WHAT THIS TASK INVOLVES: Produce an exact transcription of the listing below, omitting the pictures.

── STORED RECORDS

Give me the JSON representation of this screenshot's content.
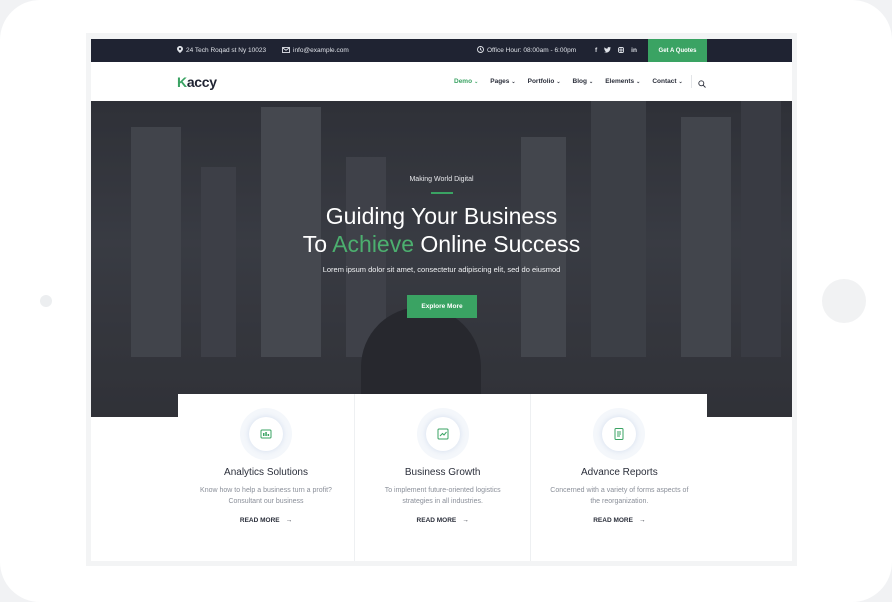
{
  "topbar": {
    "address": "24 Tech Roqad st Ny 10023",
    "email": "info@example.com",
    "hours": "Office Hour: 08:00am - 6:00pm",
    "social": [
      "f",
      "t",
      "ig",
      "in"
    ],
    "quote_button": "Get A Quotes"
  },
  "navbar": {
    "logo_letter": "K",
    "logo_rest": "accy",
    "items": [
      {
        "label": "Demo",
        "active": true
      },
      {
        "label": "Pages"
      },
      {
        "label": "Portfolio"
      },
      {
        "label": "Blog"
      },
      {
        "label": "Elements"
      },
      {
        "label": "Contact"
      }
    ]
  },
  "hero": {
    "kicker": "Making World Digital",
    "title_line1": "Guiding Your Business",
    "title_line2_pre": "To ",
    "title_line2_accent": "Achieve",
    "title_line2_post": " Online Success",
    "subtitle": "Lorem ipsum dolor sit amet, consectetur adipiscing elit, sed do eiusmod",
    "button": "Explore More"
  },
  "features": [
    {
      "title": "Analytics Solutions",
      "desc": "Know how to help a business turn a profit? Consultant our business",
      "link": "READ MORE",
      "icon": "analytics-icon"
    },
    {
      "title": "Business Growth",
      "desc": "To implement future-oriented logistics strategies in all industries.",
      "link": "READ MORE",
      "icon": "growth-icon"
    },
    {
      "title": "Advance Reports",
      "desc": "Concerned with a variety of forms aspects of the reorganization.",
      "link": "READ MORE",
      "icon": "reports-icon"
    }
  ],
  "colors": {
    "accent": "#3aa363",
    "topbar": "#1f2332"
  }
}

────

CORRECT RESPONSE:
Give me the JSON representation of this screenshot's content.
{
  "topbar": {
    "address": "24 Tech Roqad st Ny 10023",
    "email": "info@example.com",
    "hours": "Office Hour: 08:00am - 6:00pm",
    "social": [
      "f",
      "t",
      "ig",
      "in"
    ],
    "quote_button": "Get A Quotes"
  },
  "navbar": {
    "logo_letter": "K",
    "logo_rest": "accy",
    "items": [
      {
        "label": "Demo",
        "active": true
      },
      {
        "label": "Pages"
      },
      {
        "label": "Portfolio"
      },
      {
        "label": "Blog"
      },
      {
        "label": "Elements"
      },
      {
        "label": "Contact"
      }
    ]
  },
  "hero": {
    "kicker": "Making World Digital",
    "title_line1": "Guiding Your Business",
    "title_line2_pre": "To ",
    "title_line2_accent": "Achieve",
    "title_line2_post": " Online Success",
    "subtitle": "Lorem ipsum dolor sit amet, consectetur adipiscing elit, sed do eiusmod",
    "button": "Explore More"
  },
  "features": [
    {
      "title": "Analytics Solutions",
      "desc": "Know how to help a business turn a profit? Consultant our business",
      "link": "READ MORE",
      "icon": "analytics-icon"
    },
    {
      "title": "Business Growth",
      "desc": "To implement future-oriented logistics strategies in all industries.",
      "link": "READ MORE",
      "icon": "growth-icon"
    },
    {
      "title": "Advance Reports",
      "desc": "Concerned with a variety of forms aspects of the reorganization.",
      "link": "READ MORE",
      "icon": "reports-icon"
    }
  ],
  "colors": {
    "accent": "#3aa363",
    "topbar": "#1f2332"
  }
}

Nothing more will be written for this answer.